## TASK TO COMPLETE
What is the number of lines that include the word "tenemos"? Provide only that figure.

Data excerpts
· · · · · · ·
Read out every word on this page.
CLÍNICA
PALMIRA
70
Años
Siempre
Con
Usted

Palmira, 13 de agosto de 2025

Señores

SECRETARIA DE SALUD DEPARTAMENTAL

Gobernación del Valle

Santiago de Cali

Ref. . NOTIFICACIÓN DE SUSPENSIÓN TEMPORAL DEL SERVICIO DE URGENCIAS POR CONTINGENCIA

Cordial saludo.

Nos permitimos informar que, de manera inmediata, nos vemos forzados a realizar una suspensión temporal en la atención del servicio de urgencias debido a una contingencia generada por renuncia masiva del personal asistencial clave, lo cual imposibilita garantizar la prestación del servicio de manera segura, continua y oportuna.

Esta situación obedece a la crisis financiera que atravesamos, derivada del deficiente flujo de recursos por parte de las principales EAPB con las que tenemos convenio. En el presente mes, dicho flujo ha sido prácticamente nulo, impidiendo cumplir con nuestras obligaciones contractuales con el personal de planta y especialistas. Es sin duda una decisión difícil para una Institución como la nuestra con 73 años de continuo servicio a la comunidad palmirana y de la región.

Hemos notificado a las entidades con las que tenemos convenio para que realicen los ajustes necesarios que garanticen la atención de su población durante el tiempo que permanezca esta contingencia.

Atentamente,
· · · · · · ·
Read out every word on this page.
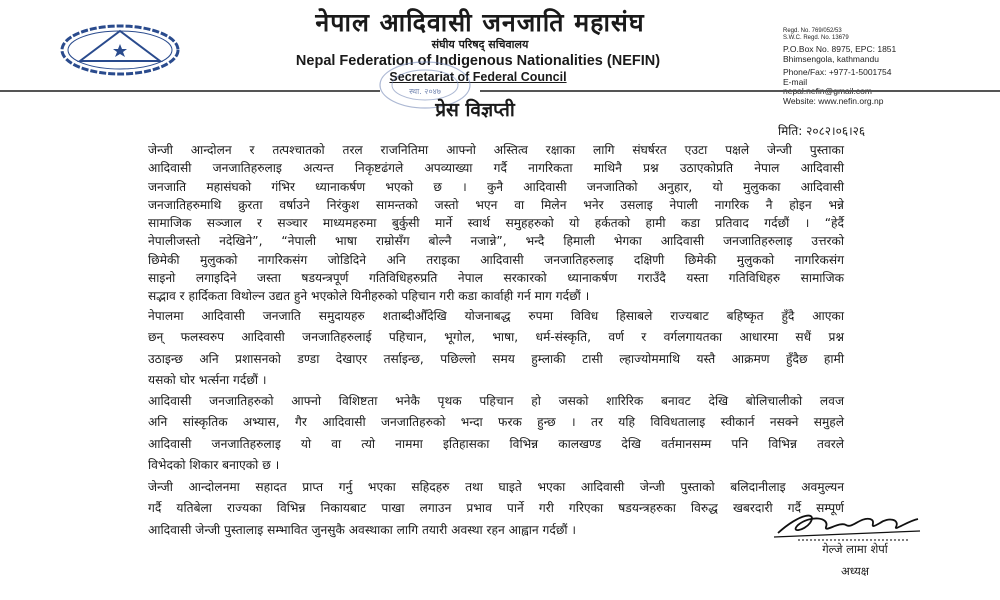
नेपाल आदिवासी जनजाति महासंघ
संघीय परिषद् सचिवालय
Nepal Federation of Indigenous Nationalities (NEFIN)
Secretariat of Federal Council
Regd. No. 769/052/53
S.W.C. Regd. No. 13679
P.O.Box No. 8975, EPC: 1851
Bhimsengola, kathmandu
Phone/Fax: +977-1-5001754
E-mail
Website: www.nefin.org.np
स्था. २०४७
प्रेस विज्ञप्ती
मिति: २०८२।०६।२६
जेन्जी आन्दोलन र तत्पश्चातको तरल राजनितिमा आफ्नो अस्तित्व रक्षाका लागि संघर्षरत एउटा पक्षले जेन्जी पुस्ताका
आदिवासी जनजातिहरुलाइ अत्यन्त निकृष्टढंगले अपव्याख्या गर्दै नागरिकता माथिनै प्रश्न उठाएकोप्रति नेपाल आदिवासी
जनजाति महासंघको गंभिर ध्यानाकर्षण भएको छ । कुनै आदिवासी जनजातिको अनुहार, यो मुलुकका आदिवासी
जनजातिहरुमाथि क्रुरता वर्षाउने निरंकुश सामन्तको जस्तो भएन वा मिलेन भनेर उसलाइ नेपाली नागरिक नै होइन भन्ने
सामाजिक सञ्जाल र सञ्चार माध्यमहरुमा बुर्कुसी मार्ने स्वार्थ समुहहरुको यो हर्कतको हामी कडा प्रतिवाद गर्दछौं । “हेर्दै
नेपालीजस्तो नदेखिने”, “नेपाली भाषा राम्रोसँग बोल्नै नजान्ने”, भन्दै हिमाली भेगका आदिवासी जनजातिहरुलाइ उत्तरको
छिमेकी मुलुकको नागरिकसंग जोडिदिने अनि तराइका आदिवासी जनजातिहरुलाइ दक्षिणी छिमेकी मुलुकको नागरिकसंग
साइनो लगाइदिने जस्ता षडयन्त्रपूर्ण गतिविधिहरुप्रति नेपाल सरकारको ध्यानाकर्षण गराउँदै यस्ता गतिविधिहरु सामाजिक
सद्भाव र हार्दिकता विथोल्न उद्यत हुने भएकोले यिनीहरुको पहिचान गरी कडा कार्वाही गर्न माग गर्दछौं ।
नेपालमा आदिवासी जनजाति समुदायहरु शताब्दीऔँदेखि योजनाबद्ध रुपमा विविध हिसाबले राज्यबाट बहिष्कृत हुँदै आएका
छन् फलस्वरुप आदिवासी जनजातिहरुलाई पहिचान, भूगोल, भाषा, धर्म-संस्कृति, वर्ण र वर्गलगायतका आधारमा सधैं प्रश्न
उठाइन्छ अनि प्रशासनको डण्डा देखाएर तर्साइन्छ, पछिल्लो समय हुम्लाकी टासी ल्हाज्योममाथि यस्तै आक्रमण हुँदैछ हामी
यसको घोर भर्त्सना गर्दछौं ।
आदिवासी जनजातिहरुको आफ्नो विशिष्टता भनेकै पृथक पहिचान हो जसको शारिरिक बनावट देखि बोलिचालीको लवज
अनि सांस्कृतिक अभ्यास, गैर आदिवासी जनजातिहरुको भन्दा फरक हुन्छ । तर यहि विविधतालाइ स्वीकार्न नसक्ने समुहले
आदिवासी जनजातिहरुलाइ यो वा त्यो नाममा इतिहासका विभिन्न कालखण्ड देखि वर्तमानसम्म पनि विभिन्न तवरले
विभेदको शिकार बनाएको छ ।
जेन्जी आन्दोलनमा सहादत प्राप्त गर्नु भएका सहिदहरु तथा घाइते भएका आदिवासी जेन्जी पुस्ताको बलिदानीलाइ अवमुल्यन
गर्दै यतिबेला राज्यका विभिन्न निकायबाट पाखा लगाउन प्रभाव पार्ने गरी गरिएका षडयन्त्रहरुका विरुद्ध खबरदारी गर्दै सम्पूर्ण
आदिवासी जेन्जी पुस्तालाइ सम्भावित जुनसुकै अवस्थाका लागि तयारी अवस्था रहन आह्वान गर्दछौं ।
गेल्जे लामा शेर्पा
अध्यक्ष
· · · · · · ·
## ANSWER TO THE PROBLEM
2